| Data provided |
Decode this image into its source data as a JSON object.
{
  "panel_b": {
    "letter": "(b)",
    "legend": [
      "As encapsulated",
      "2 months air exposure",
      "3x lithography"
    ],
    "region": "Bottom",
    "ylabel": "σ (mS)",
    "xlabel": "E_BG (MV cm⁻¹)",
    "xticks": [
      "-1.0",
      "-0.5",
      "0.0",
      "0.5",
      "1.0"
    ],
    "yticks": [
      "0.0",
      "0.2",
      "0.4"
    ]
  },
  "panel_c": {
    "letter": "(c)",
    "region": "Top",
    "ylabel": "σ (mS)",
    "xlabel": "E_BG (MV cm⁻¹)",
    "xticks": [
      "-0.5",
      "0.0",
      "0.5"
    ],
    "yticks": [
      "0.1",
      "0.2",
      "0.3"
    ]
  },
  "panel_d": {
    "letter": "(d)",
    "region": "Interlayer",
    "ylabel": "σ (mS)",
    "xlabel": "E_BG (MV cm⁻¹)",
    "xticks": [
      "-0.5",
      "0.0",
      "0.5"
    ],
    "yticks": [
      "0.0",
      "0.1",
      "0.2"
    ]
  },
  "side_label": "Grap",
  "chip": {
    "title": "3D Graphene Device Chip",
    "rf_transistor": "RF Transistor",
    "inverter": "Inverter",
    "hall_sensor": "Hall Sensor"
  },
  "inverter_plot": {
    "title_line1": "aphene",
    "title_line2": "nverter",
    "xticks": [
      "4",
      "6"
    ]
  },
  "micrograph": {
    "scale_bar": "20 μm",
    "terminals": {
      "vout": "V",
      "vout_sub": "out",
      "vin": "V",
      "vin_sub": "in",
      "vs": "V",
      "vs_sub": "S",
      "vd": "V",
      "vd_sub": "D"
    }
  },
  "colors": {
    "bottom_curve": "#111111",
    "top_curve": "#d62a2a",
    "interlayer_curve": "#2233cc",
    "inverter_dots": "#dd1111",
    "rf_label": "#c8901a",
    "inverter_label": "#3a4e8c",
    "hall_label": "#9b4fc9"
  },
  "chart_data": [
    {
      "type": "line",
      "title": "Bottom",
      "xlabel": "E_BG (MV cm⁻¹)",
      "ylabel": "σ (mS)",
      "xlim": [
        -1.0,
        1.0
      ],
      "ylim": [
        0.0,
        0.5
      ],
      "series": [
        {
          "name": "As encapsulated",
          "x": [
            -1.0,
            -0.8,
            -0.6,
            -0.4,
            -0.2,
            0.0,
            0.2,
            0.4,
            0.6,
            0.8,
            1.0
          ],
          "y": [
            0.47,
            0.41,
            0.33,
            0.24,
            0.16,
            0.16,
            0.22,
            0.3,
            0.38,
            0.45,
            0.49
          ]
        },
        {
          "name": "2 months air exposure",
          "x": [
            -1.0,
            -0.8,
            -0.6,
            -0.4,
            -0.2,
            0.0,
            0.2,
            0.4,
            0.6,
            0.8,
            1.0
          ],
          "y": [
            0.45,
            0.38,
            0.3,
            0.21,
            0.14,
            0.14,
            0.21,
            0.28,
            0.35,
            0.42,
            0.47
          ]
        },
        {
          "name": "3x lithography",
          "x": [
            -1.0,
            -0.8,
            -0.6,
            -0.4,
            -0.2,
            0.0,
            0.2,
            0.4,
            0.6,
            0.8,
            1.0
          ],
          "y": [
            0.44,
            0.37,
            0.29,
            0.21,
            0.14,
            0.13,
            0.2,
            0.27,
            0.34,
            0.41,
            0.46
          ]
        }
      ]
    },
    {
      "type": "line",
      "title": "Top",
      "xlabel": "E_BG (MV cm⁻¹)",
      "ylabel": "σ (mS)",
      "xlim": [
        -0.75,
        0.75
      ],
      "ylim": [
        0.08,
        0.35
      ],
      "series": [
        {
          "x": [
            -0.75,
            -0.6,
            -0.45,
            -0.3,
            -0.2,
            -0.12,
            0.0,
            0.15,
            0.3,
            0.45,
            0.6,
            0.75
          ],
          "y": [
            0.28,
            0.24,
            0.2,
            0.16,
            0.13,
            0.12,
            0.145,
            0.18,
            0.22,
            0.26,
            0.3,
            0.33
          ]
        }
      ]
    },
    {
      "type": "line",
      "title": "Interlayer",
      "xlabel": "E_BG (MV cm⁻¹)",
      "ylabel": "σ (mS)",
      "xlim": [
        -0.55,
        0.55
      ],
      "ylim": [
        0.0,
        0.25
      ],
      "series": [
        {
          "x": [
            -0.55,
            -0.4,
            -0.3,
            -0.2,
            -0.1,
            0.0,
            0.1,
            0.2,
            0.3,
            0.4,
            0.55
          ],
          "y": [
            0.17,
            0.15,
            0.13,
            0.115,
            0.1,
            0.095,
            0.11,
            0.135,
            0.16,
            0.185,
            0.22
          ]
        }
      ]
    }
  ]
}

| Given instruction |
Repeat all of the records above exactly as written.

| The reply |
Decode this image into its source data as a JSON object.
{
  "panel_b": {
    "letter": "(b)",
    "legend": [
      "As encapsulated",
      "2 months air exposure",
      "3x lithography"
    ],
    "region": "Bottom",
    "ylabel": "σ (mS)",
    "xlabel": "E_BG (MV cm⁻¹)",
    "xticks": [
      "-1.0",
      "-0.5",
      "0.0",
      "0.5",
      "1.0"
    ],
    "yticks": [
      "0.0",
      "0.2",
      "0.4"
    ]
  },
  "panel_c": {
    "letter": "(c)",
    "region": "Top",
    "ylabel": "σ (mS)",
    "xlabel": "E_BG (MV cm⁻¹)",
    "xticks": [
      "-0.5",
      "0.0",
      "0.5"
    ],
    "yticks": [
      "0.1",
      "0.2",
      "0.3"
    ]
  },
  "panel_d": {
    "letter": "(d)",
    "region": "Interlayer",
    "ylabel": "σ (mS)",
    "xlabel": "E_BG (MV cm⁻¹)",
    "xticks": [
      "-0.5",
      "0.0",
      "0.5"
    ],
    "yticks": [
      "0.0",
      "0.1",
      "0.2"
    ]
  },
  "side_label": "Grap",
  "chip": {
    "title": "3D Graphene Device Chip",
    "rf_transistor": "RF Transistor",
    "inverter": "Inverter",
    "hall_sensor": "Hall Sensor"
  },
  "inverter_plot": {
    "title_line1": "aphene",
    "title_line2": "nverter",
    "xticks": [
      "4",
      "6"
    ]
  },
  "micrograph": {
    "scale_bar": "20 μm",
    "terminals": {
      "vout": "V",
      "vout_sub": "out",
      "vin": "V",
      "vin_sub": "in",
      "vs": "V",
      "vs_sub": "S",
      "vd": "V",
      "vd_sub": "D"
    }
  },
  "colors": {
    "bottom_curve": "#111111",
    "top_curve": "#d62a2a",
    "interlayer_curve": "#2233cc",
    "inverter_dots": "#dd1111",
    "rf_label": "#c8901a",
    "inverter_label": "#3a4e8c",
    "hall_label": "#9b4fc9"
  },
  "chart_data": [
    {
      "type": "line",
      "title": "Bottom",
      "xlabel": "E_BG (MV cm⁻¹)",
      "ylabel": "σ (mS)",
      "xlim": [
        -1.0,
        1.0
      ],
      "ylim": [
        0.0,
        0.5
      ],
      "series": [
        {
          "name": "As encapsulated",
          "x": [
            -1.0,
            -0.8,
            -0.6,
            -0.4,
            -0.2,
            0.0,
            0.2,
            0.4,
            0.6,
            0.8,
            1.0
          ],
          "y": [
            0.47,
            0.41,
            0.33,
            0.24,
            0.16,
            0.16,
            0.22,
            0.3,
            0.38,
            0.45,
            0.49
          ]
        },
        {
          "name": "2 months air exposure",
          "x": [
            -1.0,
            -0.8,
            -0.6,
            -0.4,
            -0.2,
            0.0,
            0.2,
            0.4,
            0.6,
            0.8,
            1.0
          ],
          "y": [
            0.45,
            0.38,
            0.3,
            0.21,
            0.14,
            0.14,
            0.21,
            0.28,
            0.35,
            0.42,
            0.47
          ]
        },
        {
          "name": "3x lithography",
          "x": [
            -1.0,
            -0.8,
            -0.6,
            -0.4,
            -0.2,
            0.0,
            0.2,
            0.4,
            0.6,
            0.8,
            1.0
          ],
          "y": [
            0.44,
            0.37,
            0.29,
            0.21,
            0.14,
            0.13,
            0.2,
            0.27,
            0.34,
            0.41,
            0.46
          ]
        }
      ]
    },
    {
      "type": "line",
      "title": "Top",
      "xlabel": "E_BG (MV cm⁻¹)",
      "ylabel": "σ (mS)",
      "xlim": [
        -0.75,
        0.75
      ],
      "ylim": [
        0.08,
        0.35
      ],
      "series": [
        {
          "x": [
            -0.75,
            -0.6,
            -0.45,
            -0.3,
            -0.2,
            -0.12,
            0.0,
            0.15,
            0.3,
            0.45,
            0.6,
            0.75
          ],
          "y": [
            0.28,
            0.24,
            0.2,
            0.16,
            0.13,
            0.12,
            0.145,
            0.18,
            0.22,
            0.26,
            0.3,
            0.33
          ]
        }
      ]
    },
    {
      "type": "line",
      "title": "Interlayer",
      "xlabel": "E_BG (MV cm⁻¹)",
      "ylabel": "σ (mS)",
      "xlim": [
        -0.55,
        0.55
      ],
      "ylim": [
        0.0,
        0.25
      ],
      "series": [
        {
          "x": [
            -0.55,
            -0.4,
            -0.3,
            -0.2,
            -0.1,
            0.0,
            0.1,
            0.2,
            0.3,
            0.4,
            0.55
          ],
          "y": [
            0.17,
            0.15,
            0.13,
            0.115,
            0.1,
            0.095,
            0.11,
            0.135,
            0.16,
            0.185,
            0.22
          ]
        }
      ]
    }
  ]
}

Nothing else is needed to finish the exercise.